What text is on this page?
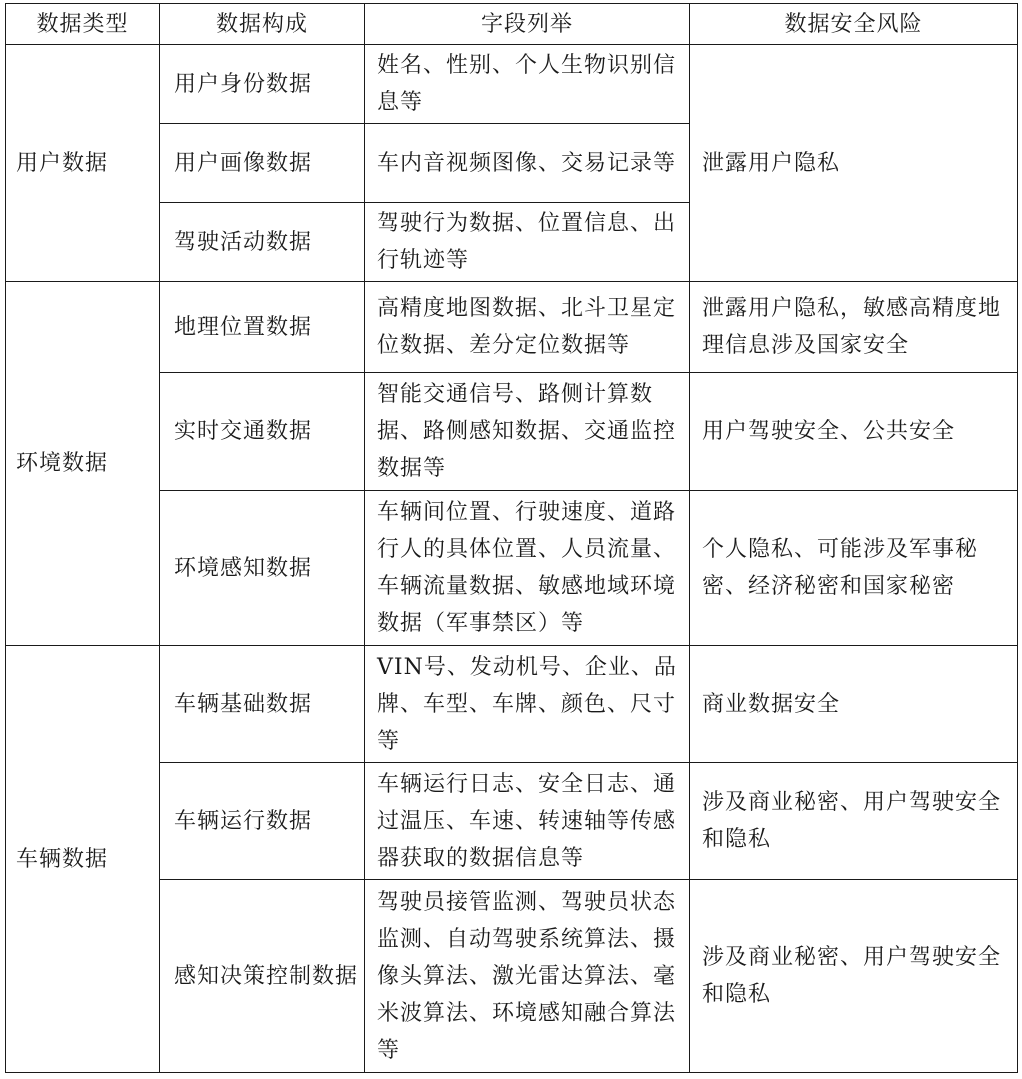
数据类型	数据构成	字段列举	数据安全风险
用户数据	用户身份数据	姓名、性别、个人生物识别信息等	泄露用户隐私
	用户画像数据	车内音视频图像、交易记录等	
	驾驶活动数据	驾驶行为数据、位置信息、出行轨迹等	
环境数据	地理位置数据	高精度地图数据、北斗卫星定位数据、差分定位数据等	泄露用户隐私，敏感高精度地理信息涉及国家安全
	实时交通数据	智能交通信号、路侧计算数据、路侧感知数据、交通监控数据等	用户驾驶安全、公共安全
	环境感知数据	车辆间位置、行驶速度、道路行人的具体位置、人员流量、车辆流量数据、敏感地域环境数据（军事禁区）等	个人隐私、可能涉及军事秘密、经济秘密和国家秘密
车辆数据	车辆基础数据	VIN号、发动机号、企业、品牌、车型、车牌、颜色、尺寸等	商业数据安全
	车辆运行数据	车辆运行日志、安全日志、通过温压、车速、转速轴等传感器获取的数据信息等	涉及商业秘密、用户驾驶安全和隐私
	感知决策控制数据	驾驶员接管监测、驾驶员状态监测、自动驾驶系统算法、摄像头算法、激光雷达算法、毫米波算法、环境感知融合算法等	涉及商业秘密、用户驾驶安全和隐私
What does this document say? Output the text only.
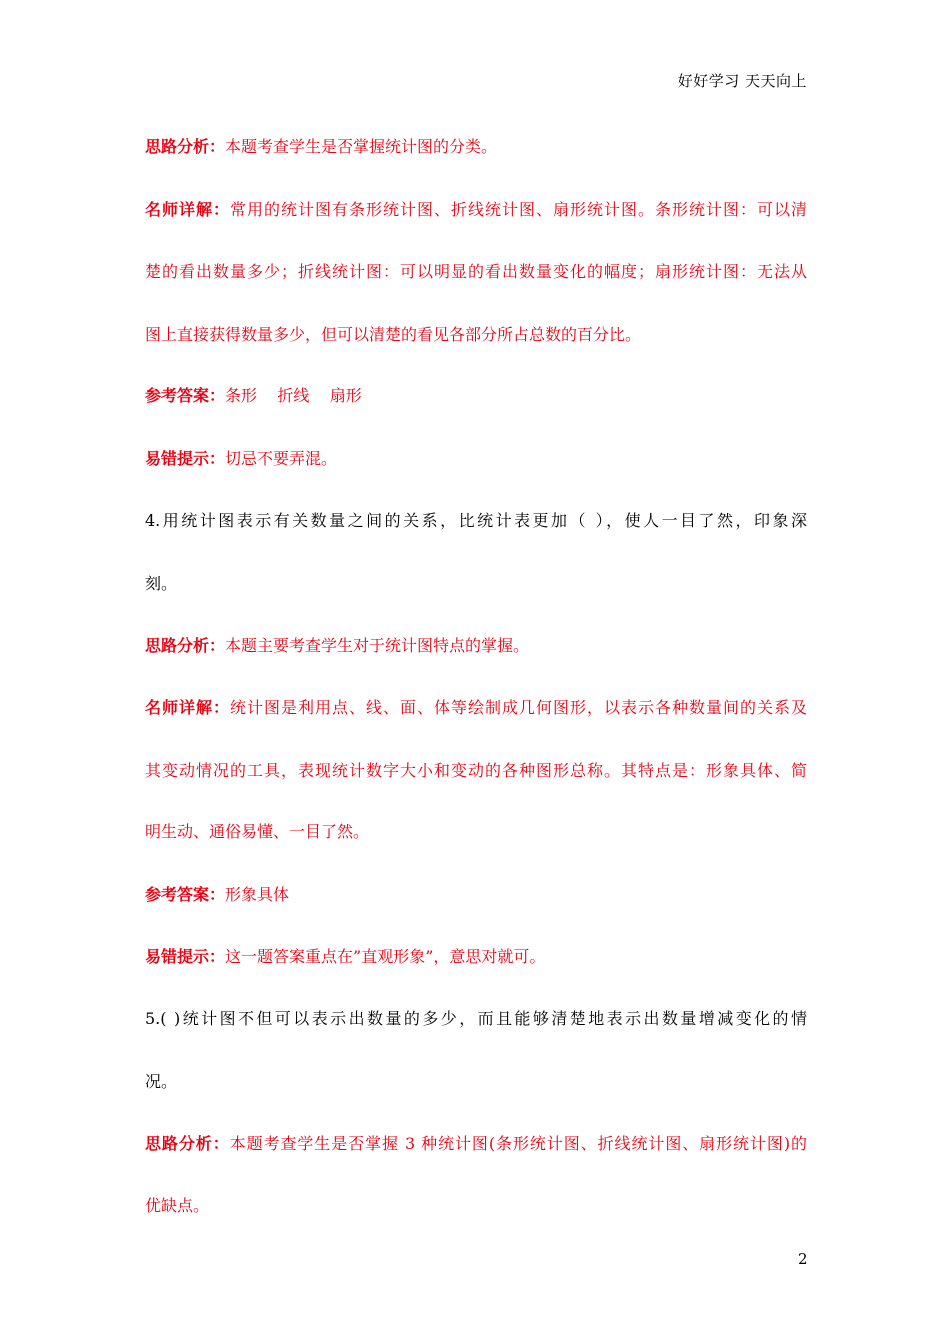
好好学习 天天向上
思路分析：本题考查学生是否掌握统计图的分类。
名师详解：常用的统计图有条形统计图、折线统计图、扇形统计图。条形统计图：可以清
楚的看出数量多少；折线统计图：可以明显的看出数量变化的幅度；扇形统计图：无法从
图上直接获得数量多少，但可以清楚的看见各部分所占总数的百分比。
参考答案：条形    折线    扇形
易错提示：切忌不要弄混。
4.用统计图表示有关数量之间的关系，比统计表更加（ ），使人一目了然，印象深
刻。
思路分析：本题主要考查学生对于统计图特点的掌握。
名师详解：统计图是利用点、线、面、体等绘制成几何图形，以表示各种数量间的关系及
其变动情况的工具，表现统计数字大小和变动的各种图形总称。其特点是：形象具体、简
明生动、通俗易懂、一目了然。
参考答案：形象具体
易错提示：这一题答案重点在”直观形象”，意思对就可。
5.( )统计图不但可以表示出数量的多少，而且能够清楚地表示出数量增减变化的情
况。
思路分析：本题考查学生是否掌握 3 种统计图(条形统计图、折线统计图、扇形统计图)的
优缺点。
2
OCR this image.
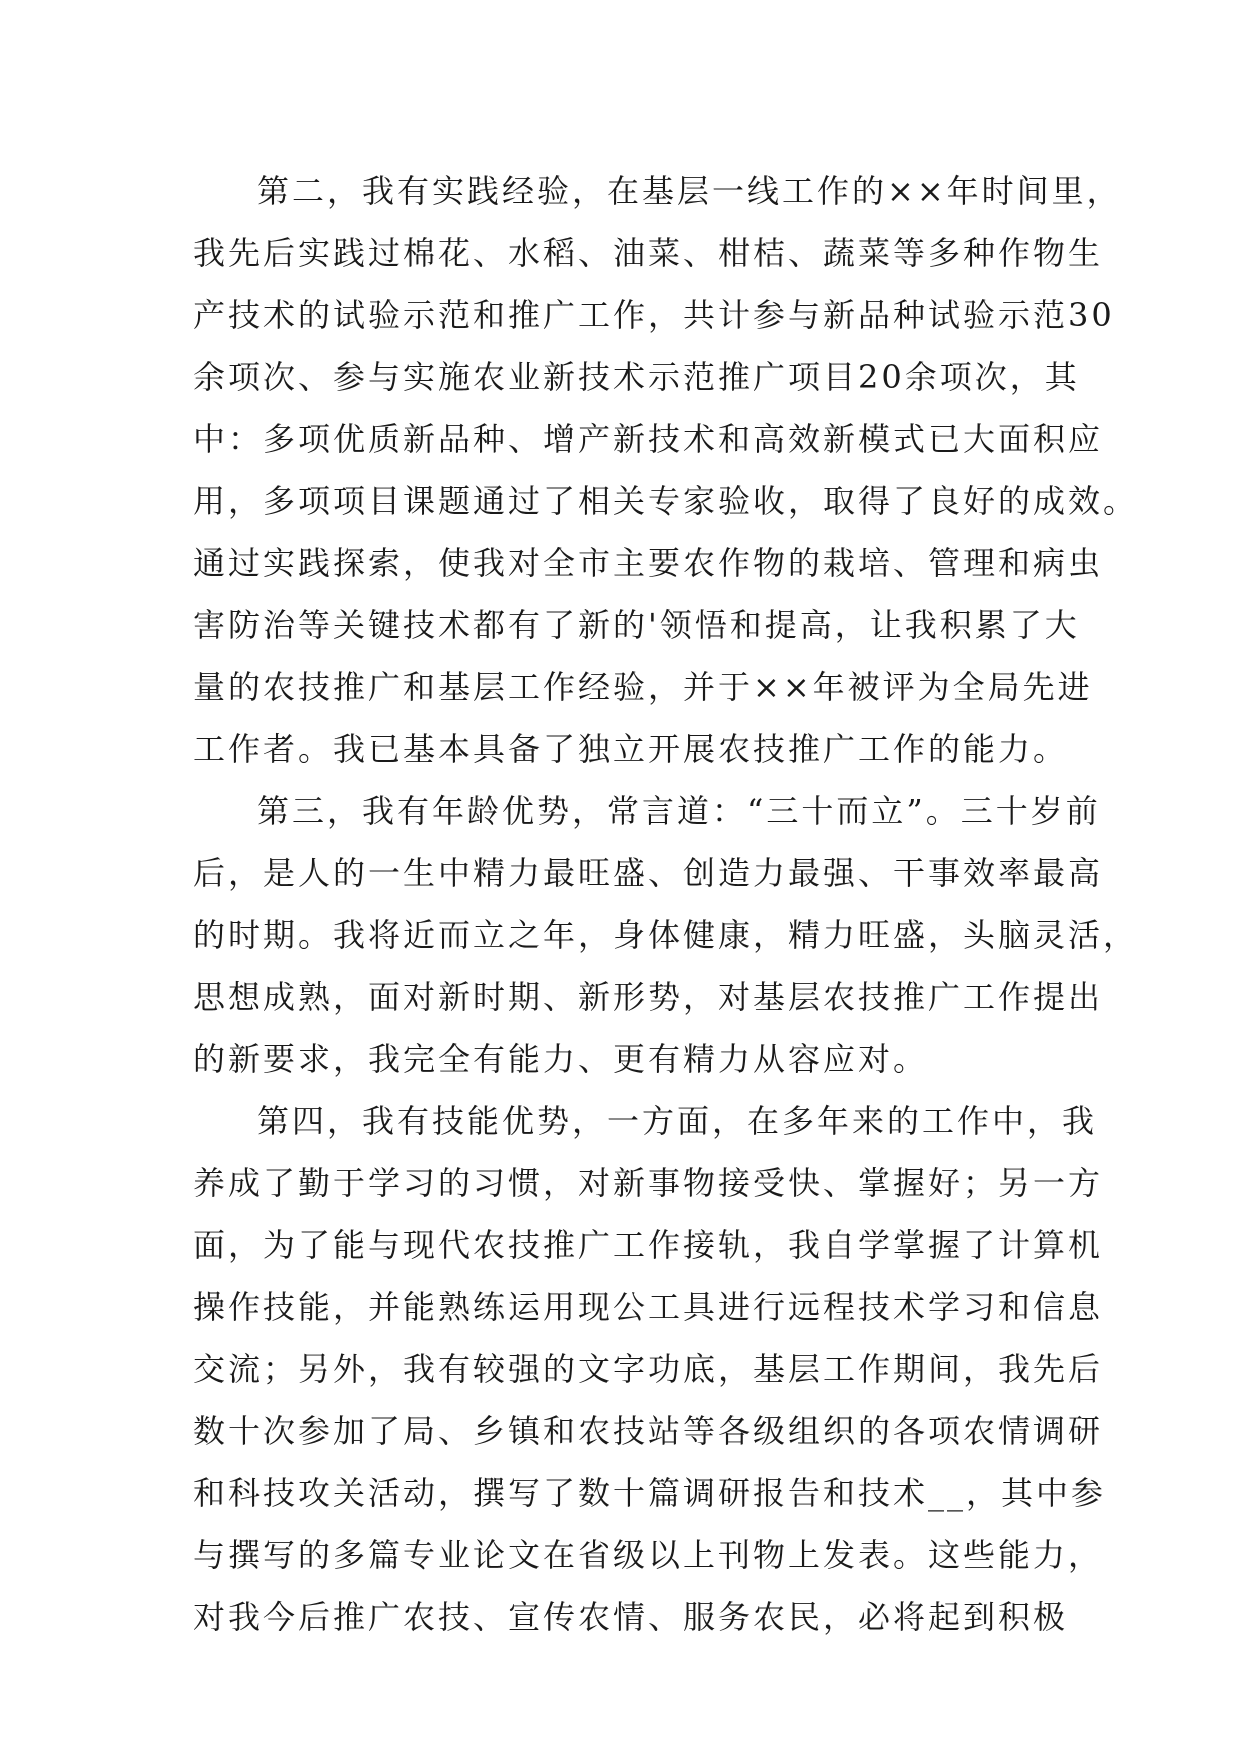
第二，我有实践经验，在基层一线工作的××年时间里，
我先后实践过棉花、水稻、油菜、柑桔、蔬菜等多种作物生
产技术的试验示范和推广工作，共计参与新品种试验示范30
余项次、参与实施农业新技术示范推广项目20余项次，其
中：多项优质新品种、增产新技术和高效新模式已大面积应
用，多项项目课题通过了相关专家验收，取得了良好的成效。
通过实践探索，使我对全市主要农作物的栽培、管理和病虫
害防治等关键技术都有了新的'领悟和提高，让我积累了大
量的农技推广和基层工作经验，并于××年被评为全局先进
工作者。我已基本具备了独立开展农技推广工作的能力。
第三，我有年龄优势，常言道：“三十而立”。三十岁前
后，是人的一生中精力最旺盛、创造力最强、干事效率最高
的时期。我将近而立之年，身体健康，精力旺盛，头脑灵活，
思想成熟，面对新时期、新形势，对基层农技推广工作提出
的新要求，我完全有能力、更有精力从容应对。
第四，我有技能优势，一方面，在多年来的工作中，我
养成了勤于学习的习惯，对新事物接受快、掌握好；另一方
面，为了能与现代农技推广工作接轨，我自学掌握了计算机
操作技能，并能熟练运用现公工具进行远程技术学习和信息
交流；另外，我有较强的文字功底，基层工作期间，我先后
数十次参加了局、乡镇和农技站等各级组织的各项农情调研
和科技攻关活动，撰写了数十篇调研报告和技术__，其中参
与撰写的多篇专业论文在省级以上刊物上发表。这些能力，
对我今后推广农技、宣传农情、服务农民，必将起到积极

+===+

§ **Work to do**: Write out the material above again, word for word, minus its pictures.

§ **Expected answer**:
What text is on this page?
数据类型	数据构成	字段列举	数据安全风险
用户数据	用户身份数据	姓名、性别、个人生物识别信息等	泄露用户隐私
	用户画像数据	车内音视频图像、交易记录等	
	驾驶活动数据	驾驶行为数据、位置信息、出行轨迹等	
环境数据	地理位置数据	高精度地图数据、北斗卫星定位数据、差分定位数据等	泄露用户隐私，敏感高精度地理信息涉及国家安全
	实时交通数据	智能交通信号、路侧计算数据、路侧感知数据、交通监控数据等	用户驾驶安全、公共安全
	环境感知数据	车辆间位置、行驶速度、道路行人的具体位置、人员流量、车辆流量数据、敏感地域环境数据（军事禁区）等	个人隐私、可能涉及军事秘密、经济秘密和国家秘密
车辆数据	车辆基础数据	VIN号、发动机号、企业、品牌、车型、车牌、颜色、尺寸等	商业数据安全
	车辆运行数据	车辆运行日志、安全日志、通过温压、车速、转速轴等传感器获取的数据信息等	涉及商业秘密、用户驾驶安全和隐私
	感知决策控制数据	驾驶员接管监测、驾驶员状态监测、自动驾驶系统算法、摄像头算法、激光雷达算法、毫米波算法、环境感知融合算法等	涉及商业秘密、用户驾驶安全和隐私
What does this document say? Output the text only.
好好学习 天天向上
思路分析：本题考查学生是否掌握统计图的分类。
名师详解：常用的统计图有条形统计图、折线统计图、扇形统计图。条形统计图：可以清
楚的看出数量多少；折线统计图：可以明显的看出数量变化的幅度；扇形统计图：无法从
图上直接获得数量多少，但可以清楚的看见各部分所占总数的百分比。
参考答案：条形    折线    扇形
易错提示：切忌不要弄混。
4.用统计图表示有关数量之间的关系，比统计表更加（ ），使人一目了然，印象深
刻。
思路分析：本题主要考查学生对于统计图特点的掌握。
名师详解：统计图是利用点、线、面、体等绘制成几何图形，以表示各种数量间的关系及
其变动情况的工具，表现统计数字大小和变动的各种图形总称。其特点是：形象具体、简
明生动、通俗易懂、一目了然。
参考答案：形象具体
易错提示：这一题答案重点在”直观形象”，意思对就可。
5.( )统计图不但可以表示出数量的多少，而且能够清楚地表示出数量增减变化的情
况。
思路分析：本题考查学生是否掌握 3 种统计图(条形统计图、折线统计图、扇形统计图)的
优缺点。
2
OCR this image.
第二，我有实践经验，在基层一线工作的××年时间里，
我先后实践过棉花、水稻、油菜、柑桔、蔬菜等多种作物生
产技术的试验示范和推广工作，共计参与新品种试验示范30
余项次、参与实施农业新技术示范推广项目20余项次，其
中：多项优质新品种、增产新技术和高效新模式已大面积应
用，多项项目课题通过了相关专家验收，取得了良好的成效。
通过实践探索，使我对全市主要农作物的栽培、管理和病虫
害防治等关键技术都有了新的'领悟和提高，让我积累了大
量的农技推广和基层工作经验，并于××年被评为全局先进
工作者。我已基本具备了独立开展农技推广工作的能力。
第三，我有年龄优势，常言道：“三十而立”。三十岁前
后，是人的一生中精力最旺盛、创造力最强、干事效率最高
的时期。我将近而立之年，身体健康，精力旺盛，头脑灵活，
思想成熟，面对新时期、新形势，对基层农技推广工作提出
的新要求，我完全有能力、更有精力从容应对。
第四，我有技能优势，一方面，在多年来的工作中，我
养成了勤于学习的习惯，对新事物接受快、掌握好；另一方
面，为了能与现代农技推广工作接轨，我自学掌握了计算机
操作技能，并能熟练运用现公工具进行远程技术学习和信息
交流；另外，我有较强的文字功底，基层工作期间，我先后
数十次参加了局、乡镇和农技站等各级组织的各项农情调研
和科技攻关活动，撰写了数十篇调研报告和技术__，其中参
与撰写的多篇专业论文在省级以上刊物上发表。这些能力，
对我今后推广农技、宣传农情、服务农民，必将起到积极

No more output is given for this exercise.